== Problem to work on ==
Examine the entries and show every line in which the word "статьи" is found.

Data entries
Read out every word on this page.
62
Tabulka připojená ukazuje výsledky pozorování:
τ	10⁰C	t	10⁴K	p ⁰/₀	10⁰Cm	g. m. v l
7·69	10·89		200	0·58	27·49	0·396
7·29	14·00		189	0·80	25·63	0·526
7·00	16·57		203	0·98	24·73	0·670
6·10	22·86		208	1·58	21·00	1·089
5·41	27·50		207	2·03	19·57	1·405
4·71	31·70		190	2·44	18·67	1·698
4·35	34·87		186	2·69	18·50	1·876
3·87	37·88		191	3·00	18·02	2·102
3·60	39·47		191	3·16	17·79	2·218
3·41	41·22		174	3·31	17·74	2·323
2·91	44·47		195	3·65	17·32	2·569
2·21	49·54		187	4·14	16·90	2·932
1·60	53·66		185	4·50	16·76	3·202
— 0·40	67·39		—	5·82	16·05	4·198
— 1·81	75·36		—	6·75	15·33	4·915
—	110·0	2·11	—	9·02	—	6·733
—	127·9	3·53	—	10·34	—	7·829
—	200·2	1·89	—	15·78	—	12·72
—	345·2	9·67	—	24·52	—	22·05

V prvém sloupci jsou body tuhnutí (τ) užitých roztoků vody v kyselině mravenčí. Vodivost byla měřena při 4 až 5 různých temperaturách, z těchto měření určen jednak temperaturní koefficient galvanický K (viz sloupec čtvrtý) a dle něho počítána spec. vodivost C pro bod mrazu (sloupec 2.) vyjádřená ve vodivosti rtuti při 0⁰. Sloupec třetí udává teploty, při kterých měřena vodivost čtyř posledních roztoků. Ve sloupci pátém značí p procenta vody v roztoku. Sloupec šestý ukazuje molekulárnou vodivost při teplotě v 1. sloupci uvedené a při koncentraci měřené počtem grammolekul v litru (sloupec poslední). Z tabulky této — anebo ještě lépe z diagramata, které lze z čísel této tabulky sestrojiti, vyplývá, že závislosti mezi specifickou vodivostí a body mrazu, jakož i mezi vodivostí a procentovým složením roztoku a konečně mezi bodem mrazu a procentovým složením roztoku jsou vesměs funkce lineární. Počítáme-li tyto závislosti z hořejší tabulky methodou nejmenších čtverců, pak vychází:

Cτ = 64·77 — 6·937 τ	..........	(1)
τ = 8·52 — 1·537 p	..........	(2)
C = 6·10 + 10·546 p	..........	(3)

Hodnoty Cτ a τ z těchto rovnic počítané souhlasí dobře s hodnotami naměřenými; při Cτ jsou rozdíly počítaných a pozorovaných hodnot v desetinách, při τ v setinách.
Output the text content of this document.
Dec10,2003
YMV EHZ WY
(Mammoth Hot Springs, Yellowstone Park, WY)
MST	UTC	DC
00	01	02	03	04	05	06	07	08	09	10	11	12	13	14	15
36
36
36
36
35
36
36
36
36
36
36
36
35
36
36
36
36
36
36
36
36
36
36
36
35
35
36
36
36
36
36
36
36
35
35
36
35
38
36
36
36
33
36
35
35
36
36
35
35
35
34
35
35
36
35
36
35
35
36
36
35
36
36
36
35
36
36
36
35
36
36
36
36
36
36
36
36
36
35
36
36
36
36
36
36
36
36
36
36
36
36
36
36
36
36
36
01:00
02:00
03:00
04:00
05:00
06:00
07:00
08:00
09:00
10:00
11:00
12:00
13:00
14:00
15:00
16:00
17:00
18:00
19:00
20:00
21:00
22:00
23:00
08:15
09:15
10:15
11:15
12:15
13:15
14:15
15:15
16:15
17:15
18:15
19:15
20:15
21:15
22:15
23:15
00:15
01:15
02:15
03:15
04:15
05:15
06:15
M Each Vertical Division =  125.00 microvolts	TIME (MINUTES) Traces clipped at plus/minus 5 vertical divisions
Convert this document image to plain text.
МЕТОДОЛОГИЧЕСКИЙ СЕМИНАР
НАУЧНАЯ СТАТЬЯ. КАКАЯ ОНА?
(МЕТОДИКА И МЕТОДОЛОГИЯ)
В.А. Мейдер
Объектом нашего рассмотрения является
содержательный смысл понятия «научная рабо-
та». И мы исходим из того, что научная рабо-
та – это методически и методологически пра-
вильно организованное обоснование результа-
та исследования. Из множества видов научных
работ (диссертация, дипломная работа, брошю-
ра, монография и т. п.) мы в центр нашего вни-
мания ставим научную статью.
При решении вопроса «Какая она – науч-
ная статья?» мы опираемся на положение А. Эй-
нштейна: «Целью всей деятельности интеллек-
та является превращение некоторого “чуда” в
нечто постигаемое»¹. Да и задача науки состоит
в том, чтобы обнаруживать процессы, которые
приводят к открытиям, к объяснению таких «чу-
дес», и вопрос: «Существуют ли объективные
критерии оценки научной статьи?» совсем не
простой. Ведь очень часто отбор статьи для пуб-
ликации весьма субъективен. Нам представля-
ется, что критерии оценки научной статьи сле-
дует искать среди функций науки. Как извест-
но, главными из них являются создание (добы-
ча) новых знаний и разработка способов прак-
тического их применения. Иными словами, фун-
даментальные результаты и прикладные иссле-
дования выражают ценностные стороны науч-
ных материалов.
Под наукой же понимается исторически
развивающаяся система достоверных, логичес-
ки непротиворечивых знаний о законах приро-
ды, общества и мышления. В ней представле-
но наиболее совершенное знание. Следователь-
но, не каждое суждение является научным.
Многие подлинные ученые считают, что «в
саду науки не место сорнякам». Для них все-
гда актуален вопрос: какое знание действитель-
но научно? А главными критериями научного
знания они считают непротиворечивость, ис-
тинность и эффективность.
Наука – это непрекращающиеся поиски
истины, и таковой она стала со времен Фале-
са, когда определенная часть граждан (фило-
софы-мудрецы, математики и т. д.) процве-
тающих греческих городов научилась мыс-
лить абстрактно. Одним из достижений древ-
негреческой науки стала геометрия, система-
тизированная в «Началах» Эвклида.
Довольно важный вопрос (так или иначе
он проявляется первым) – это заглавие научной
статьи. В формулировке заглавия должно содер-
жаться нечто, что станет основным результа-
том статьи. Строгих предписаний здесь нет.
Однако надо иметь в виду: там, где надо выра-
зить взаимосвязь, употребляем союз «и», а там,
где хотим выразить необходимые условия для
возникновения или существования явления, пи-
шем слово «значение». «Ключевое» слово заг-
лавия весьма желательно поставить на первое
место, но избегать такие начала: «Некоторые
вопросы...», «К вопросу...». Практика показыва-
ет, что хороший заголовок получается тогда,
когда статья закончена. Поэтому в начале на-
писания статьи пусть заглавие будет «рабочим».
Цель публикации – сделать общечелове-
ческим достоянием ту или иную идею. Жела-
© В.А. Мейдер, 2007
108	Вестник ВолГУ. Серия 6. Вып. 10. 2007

== Exercise solution ==
критерии оценки научной статьи?» совсем не
простой. Ведь очень часто отбор статьи для пуб-
ется, что критерии оценки научной статьи сле-
статьи. В формулировке заглавия должно содер-
том статьи. Строгих предписаний здесь нет.
писания статьи пусть заглавие будет «рабочим».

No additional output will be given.